Risks and limitations of current isCGM/RT-CGM systems
Despite all the significant advances that modern technology brings along, risks and limitations also need to be discussed.
In a 12-week RCT comparing HCL with SAP in 86 subjects with T1DM 6 years or older, one episode of DKA was observed in the HCL group owing to infusion set failure. 23 In real-world observational data, there is no sign of increased risk of DKA. In the T1D Exchange clinic registry, in 2014, when still using older CGM devices, there was no increased risk of severe hypoglycemia or DKA. 25 In the Belgian RESCUE trial, rates of hospitalization for severe hypoglycemia or for DKA decreased substantially (from 16% in the year preceding RT-CGM to 4% the following year), with a decrease in admission days from 54 to 18 per 100 patient years. 26 In 2017, Medtronic began marketing the 670G insulin pump with Guardian 3 sensor. Initial safety trials showed no occurrence of DKA or hypoglycemia. 51 Thus, when using SAP, the chance of DKA is still present, but rare. As the sensor will sound an alert in the case of profound hyperglycemia, the chances of DKA might be less than in patients using CSII and SMBG. Reports on CGM malfunction are almost nonexistent. These should be reported in future publications. Some technical issues are episodic differences in sensor performance. 40 However, on the other hand, when a sensor malfunctions, it can be replaced by another.
Furthermore, barriers to its widespread adoption in real life still exist. These relate to the relative short lifespan of most sensors, thereby requiring frequent replacement, issues about suboptimal accuracy at hypoglycemic values, the need to calibrate most systems necessitating fingerpricks, skin reactions, and costs and poor reimbursement. In a recent Swedish cost-effectiveness analysis the Minimed 670G HCL system was associated with a quality-adjusted life-year (QALY) gain of 1.90 but higher overall costs
Other barriers include a subject’s level of numeracy and literacy, difficulties in carb counting, uncertainty on how to best interpret and use the data to make clinical decisions, development of alarm fatigue, time constraints in some diabetes clinics, information overload for some, and lack of systematic approach to data interpretation.

+++

• Things to do:
1. Rewrite the paragraph beginning "Other barriers include" in the excerpt on the risks and limitations of CGM systems as a bulleted list, keeping every barrier it names.
2. According to the excerpt on the risks and limitations of CGM systems, which sensor did Medtronic pair with the 670G insulin pump when it began marketing the pump in 2017?

(Document understanding data)
+++

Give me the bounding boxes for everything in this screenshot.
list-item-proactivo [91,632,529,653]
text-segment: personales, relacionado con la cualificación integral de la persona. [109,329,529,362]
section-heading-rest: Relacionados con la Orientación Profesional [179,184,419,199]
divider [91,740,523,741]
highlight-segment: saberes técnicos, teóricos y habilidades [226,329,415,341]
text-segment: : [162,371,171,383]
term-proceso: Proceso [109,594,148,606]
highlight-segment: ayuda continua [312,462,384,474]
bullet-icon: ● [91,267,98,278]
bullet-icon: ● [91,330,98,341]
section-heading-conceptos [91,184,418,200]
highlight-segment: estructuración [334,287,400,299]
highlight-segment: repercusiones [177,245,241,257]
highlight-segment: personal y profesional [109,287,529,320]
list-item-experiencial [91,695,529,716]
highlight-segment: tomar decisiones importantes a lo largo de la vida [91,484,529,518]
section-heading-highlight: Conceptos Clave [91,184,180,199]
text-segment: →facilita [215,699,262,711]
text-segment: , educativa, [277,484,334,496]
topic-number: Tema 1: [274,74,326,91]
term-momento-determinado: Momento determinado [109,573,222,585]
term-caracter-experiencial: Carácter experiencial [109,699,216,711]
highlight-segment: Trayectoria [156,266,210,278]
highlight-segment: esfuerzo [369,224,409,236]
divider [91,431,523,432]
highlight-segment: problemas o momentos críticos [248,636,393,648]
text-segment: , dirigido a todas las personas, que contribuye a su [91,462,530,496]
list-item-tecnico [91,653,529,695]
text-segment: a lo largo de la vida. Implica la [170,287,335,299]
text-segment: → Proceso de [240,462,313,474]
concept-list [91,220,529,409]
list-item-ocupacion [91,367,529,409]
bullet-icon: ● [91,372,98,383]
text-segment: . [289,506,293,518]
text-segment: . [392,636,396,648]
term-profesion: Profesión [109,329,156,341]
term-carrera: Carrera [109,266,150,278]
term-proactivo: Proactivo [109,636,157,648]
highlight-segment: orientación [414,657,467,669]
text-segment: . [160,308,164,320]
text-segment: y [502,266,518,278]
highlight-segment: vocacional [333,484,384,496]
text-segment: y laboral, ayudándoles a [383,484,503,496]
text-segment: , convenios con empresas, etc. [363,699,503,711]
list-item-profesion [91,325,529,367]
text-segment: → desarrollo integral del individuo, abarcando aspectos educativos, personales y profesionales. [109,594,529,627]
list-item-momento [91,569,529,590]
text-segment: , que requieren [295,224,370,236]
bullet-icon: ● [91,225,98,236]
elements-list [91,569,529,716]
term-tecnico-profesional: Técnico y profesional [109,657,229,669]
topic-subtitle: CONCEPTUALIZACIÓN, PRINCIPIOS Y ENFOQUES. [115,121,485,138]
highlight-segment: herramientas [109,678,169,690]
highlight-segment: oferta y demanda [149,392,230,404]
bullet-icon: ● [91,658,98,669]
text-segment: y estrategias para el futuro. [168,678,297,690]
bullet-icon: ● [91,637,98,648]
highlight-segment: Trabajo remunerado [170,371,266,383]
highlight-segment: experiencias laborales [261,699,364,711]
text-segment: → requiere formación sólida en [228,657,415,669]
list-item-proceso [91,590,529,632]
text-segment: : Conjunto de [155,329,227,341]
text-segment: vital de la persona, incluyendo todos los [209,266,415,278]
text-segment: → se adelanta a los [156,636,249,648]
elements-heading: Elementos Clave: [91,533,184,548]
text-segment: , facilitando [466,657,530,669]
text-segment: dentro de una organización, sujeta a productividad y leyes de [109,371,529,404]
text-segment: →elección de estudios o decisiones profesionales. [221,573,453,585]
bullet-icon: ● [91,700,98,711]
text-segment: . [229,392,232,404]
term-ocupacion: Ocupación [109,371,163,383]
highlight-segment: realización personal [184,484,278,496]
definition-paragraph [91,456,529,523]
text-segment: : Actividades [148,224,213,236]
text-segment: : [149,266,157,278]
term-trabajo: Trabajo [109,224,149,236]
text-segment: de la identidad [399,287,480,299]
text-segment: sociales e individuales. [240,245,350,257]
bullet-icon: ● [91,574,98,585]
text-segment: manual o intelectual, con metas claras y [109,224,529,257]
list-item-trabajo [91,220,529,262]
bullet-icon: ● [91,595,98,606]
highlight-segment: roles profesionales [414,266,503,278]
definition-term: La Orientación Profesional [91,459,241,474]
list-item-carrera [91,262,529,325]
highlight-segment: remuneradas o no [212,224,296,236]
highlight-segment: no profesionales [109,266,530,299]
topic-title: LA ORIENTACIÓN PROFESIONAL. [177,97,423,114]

+++

• Your written answers:
1.
Other barriers:
- A subject's level of numeracy and literacy
- Difficulties in carb counting
- Uncertainty on how best to interpret and use the data to make clinical decisions
- Development of alarm fatigue
- Time constraints in some diabetes clinics
- Information overload for some
- Lack of a systematic approach to data interpretation

2. The Guardian 3 sensor.